### SET EXERCISE
Check each line of the entries below for the string "iono" and state how many lines have it, with no other text.

··· MATERIAL ···

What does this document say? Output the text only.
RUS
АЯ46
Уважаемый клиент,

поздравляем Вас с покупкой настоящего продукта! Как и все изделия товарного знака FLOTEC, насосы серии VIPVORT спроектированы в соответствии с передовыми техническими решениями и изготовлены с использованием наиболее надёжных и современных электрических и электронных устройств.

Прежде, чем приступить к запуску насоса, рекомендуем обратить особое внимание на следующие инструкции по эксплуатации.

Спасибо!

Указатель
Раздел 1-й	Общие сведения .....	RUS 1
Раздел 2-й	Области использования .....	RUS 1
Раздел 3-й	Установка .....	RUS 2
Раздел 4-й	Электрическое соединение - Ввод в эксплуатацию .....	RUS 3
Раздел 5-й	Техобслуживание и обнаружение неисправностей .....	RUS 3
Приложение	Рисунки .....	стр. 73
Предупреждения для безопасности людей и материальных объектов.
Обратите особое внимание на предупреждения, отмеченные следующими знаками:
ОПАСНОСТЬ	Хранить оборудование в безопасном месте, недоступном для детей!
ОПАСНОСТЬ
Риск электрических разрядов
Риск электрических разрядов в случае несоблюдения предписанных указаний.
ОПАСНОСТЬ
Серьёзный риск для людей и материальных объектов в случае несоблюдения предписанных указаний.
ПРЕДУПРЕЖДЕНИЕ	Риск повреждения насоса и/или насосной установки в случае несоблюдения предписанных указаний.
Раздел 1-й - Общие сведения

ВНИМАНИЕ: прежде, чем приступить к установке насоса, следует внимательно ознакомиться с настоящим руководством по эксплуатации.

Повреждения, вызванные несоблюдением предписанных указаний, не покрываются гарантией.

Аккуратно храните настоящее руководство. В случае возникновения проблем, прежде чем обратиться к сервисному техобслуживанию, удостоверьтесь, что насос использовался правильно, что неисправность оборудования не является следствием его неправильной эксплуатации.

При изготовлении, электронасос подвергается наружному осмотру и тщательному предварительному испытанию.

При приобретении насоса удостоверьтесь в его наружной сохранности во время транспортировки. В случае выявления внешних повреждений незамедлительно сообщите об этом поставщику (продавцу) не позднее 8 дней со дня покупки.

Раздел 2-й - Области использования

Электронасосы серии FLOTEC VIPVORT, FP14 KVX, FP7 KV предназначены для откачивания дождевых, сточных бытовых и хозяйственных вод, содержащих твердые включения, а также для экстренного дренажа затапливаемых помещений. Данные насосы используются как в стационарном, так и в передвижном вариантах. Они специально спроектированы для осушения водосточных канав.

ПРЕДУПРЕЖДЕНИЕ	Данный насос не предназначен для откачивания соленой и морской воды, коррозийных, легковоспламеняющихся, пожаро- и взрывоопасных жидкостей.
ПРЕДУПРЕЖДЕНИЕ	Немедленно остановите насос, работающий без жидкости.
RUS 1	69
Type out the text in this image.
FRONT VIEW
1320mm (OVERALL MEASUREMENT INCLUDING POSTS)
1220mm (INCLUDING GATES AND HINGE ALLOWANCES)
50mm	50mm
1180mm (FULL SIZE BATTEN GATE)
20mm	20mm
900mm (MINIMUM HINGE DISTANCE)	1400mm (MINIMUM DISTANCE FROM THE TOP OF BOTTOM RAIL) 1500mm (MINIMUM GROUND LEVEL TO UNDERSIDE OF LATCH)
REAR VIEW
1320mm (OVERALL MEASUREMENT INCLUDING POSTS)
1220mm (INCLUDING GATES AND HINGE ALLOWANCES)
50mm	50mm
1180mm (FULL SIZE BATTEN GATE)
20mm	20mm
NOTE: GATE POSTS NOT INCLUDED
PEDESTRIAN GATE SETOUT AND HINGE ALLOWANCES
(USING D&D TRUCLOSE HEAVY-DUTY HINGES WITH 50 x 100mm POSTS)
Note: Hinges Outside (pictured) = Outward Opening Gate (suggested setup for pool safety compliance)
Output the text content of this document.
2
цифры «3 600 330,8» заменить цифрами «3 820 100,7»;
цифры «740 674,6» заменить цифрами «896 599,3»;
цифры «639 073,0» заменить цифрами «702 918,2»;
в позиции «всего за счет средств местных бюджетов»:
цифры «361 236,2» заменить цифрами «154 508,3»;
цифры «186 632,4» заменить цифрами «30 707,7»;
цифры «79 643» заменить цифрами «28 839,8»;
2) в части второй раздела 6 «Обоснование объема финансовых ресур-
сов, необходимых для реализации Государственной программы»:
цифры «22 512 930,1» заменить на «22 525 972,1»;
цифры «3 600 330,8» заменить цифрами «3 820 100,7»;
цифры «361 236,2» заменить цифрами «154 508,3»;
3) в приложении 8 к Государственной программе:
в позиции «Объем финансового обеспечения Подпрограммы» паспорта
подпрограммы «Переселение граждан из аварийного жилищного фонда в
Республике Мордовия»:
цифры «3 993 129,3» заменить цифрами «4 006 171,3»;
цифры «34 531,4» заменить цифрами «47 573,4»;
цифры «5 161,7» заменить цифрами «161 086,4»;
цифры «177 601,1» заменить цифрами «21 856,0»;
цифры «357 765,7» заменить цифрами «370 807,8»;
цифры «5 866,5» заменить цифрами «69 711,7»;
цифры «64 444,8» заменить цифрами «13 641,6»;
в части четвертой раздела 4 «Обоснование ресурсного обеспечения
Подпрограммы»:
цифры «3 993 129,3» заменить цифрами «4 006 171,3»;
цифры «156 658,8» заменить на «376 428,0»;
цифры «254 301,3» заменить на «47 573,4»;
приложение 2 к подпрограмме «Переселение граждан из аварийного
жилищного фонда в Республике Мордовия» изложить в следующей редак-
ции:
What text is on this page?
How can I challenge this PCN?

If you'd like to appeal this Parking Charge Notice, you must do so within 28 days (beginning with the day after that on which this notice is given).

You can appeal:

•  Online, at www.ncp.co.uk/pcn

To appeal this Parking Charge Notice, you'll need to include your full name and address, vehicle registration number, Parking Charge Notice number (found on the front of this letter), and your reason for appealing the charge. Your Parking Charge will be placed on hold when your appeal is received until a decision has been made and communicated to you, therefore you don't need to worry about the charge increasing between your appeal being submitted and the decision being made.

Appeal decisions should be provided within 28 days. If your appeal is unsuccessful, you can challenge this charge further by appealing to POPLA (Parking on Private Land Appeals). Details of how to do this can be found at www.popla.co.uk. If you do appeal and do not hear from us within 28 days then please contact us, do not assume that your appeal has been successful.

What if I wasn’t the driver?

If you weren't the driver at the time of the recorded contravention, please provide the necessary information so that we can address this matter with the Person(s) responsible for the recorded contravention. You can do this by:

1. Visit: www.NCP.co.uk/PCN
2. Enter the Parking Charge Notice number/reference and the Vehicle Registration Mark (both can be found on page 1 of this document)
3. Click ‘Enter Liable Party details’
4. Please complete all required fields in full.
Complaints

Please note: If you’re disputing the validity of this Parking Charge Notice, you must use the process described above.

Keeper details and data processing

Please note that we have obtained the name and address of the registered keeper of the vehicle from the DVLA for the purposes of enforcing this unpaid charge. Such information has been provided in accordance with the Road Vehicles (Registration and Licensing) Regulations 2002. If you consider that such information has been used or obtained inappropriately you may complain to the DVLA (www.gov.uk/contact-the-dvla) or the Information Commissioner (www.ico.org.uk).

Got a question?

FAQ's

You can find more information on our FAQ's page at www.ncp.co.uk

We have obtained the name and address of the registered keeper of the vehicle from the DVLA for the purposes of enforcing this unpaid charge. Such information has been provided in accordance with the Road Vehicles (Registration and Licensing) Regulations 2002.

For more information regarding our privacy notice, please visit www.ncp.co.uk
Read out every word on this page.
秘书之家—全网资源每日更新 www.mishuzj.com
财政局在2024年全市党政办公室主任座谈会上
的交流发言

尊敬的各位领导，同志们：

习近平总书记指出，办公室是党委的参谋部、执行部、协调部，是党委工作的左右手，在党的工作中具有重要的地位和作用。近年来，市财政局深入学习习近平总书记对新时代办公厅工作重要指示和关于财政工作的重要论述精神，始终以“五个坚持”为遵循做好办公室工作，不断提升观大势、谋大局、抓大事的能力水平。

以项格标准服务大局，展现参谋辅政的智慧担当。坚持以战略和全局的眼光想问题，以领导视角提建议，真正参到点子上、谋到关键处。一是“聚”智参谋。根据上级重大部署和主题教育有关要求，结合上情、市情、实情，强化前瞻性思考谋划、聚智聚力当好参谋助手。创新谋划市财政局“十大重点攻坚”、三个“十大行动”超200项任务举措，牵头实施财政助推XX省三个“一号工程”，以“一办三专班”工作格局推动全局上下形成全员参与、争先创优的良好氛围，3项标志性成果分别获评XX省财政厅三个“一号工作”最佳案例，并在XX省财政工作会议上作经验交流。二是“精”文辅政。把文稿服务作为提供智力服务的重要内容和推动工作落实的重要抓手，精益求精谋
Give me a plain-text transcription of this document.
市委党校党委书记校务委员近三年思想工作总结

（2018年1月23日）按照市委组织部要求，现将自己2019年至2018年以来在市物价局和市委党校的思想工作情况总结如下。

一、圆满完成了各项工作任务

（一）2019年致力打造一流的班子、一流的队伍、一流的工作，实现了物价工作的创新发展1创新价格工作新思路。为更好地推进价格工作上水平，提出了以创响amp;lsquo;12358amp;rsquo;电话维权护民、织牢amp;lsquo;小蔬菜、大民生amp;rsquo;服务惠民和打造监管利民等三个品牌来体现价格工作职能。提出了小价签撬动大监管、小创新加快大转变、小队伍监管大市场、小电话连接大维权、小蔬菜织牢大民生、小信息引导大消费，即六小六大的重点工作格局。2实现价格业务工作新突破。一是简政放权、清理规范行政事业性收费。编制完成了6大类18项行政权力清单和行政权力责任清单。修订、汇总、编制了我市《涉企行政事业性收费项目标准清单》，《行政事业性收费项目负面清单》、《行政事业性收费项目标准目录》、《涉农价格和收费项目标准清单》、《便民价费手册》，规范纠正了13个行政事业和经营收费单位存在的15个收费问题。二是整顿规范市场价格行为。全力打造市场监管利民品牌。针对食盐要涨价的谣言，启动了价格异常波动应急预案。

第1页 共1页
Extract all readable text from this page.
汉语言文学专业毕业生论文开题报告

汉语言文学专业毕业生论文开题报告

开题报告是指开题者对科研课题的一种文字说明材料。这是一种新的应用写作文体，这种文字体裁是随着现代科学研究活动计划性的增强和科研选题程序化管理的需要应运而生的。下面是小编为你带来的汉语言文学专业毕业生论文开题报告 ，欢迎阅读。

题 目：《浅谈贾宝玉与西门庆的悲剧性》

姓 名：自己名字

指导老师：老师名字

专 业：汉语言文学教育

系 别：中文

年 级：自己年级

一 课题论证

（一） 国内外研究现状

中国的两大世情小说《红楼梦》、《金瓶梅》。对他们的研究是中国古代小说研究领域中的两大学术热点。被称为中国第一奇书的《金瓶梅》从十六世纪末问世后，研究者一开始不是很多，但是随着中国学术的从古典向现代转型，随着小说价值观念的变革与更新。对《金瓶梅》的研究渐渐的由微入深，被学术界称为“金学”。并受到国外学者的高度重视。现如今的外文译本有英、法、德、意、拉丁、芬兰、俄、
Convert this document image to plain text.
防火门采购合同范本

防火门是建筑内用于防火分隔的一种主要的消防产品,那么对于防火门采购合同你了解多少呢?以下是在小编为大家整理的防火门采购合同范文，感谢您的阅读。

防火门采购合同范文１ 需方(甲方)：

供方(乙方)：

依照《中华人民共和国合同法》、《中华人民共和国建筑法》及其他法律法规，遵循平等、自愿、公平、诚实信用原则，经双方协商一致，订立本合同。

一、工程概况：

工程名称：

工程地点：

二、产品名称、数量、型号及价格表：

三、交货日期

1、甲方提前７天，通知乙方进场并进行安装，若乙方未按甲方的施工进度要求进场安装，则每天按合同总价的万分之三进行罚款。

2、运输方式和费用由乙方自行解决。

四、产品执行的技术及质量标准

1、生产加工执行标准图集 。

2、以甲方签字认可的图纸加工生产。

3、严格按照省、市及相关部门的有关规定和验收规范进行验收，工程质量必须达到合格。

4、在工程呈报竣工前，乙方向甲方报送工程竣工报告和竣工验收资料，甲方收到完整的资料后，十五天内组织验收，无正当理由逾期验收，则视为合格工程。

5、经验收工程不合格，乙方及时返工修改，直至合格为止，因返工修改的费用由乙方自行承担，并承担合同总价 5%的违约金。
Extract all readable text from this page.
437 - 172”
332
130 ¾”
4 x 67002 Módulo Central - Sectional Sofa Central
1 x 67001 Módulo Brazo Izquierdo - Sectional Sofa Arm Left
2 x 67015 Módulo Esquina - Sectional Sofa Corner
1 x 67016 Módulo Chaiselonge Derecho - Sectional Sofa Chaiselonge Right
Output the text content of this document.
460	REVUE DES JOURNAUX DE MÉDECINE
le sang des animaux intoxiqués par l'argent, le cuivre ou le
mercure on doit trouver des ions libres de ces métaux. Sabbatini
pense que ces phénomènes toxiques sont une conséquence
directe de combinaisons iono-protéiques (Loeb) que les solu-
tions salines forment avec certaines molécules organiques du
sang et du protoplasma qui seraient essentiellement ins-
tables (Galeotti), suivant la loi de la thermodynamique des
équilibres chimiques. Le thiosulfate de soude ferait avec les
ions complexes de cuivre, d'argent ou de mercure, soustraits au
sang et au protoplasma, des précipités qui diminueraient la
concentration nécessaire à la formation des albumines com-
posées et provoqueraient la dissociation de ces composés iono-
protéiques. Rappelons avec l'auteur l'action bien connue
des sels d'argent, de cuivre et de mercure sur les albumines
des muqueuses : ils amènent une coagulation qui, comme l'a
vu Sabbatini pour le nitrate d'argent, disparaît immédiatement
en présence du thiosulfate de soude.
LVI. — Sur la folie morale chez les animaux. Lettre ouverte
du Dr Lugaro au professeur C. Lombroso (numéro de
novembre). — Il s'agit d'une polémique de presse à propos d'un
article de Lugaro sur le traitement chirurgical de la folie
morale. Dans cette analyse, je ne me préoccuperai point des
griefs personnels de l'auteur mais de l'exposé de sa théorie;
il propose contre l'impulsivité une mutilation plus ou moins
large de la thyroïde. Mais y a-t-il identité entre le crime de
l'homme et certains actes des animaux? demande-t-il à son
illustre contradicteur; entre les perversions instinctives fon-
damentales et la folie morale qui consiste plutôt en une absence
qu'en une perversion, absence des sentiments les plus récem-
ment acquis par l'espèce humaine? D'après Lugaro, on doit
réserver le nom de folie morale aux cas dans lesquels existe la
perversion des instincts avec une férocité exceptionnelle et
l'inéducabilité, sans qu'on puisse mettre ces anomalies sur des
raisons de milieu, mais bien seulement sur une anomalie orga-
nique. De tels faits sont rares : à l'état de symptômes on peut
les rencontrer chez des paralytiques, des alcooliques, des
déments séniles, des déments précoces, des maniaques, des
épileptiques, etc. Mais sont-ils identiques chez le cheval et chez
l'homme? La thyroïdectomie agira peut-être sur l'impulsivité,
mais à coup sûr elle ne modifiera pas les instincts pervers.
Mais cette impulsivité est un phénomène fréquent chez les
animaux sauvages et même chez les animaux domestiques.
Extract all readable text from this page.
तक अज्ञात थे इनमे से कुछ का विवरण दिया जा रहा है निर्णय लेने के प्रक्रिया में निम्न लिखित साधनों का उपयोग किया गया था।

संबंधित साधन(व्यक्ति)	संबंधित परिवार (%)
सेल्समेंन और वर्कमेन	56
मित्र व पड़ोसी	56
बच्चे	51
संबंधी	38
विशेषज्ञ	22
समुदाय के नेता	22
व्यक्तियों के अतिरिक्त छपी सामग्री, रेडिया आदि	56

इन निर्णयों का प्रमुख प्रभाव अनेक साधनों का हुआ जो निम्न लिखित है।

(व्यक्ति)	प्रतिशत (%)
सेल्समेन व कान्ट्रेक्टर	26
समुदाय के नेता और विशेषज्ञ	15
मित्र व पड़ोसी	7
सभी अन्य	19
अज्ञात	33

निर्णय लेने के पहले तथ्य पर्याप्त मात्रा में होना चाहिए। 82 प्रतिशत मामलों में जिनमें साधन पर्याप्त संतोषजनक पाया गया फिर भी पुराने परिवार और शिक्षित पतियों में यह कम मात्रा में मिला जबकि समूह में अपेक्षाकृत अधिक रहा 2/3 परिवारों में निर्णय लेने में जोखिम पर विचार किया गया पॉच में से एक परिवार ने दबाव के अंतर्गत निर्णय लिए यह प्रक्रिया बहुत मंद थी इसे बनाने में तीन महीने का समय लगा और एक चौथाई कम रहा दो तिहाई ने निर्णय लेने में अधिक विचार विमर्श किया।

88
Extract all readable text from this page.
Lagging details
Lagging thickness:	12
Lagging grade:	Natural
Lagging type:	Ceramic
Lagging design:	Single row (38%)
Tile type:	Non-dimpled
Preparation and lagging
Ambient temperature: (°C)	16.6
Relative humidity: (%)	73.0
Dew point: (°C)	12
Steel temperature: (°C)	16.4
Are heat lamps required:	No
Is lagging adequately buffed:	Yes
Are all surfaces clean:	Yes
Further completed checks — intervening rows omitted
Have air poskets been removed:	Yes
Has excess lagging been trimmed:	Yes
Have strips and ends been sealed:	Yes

···

### WRITTEN RESPONSE
2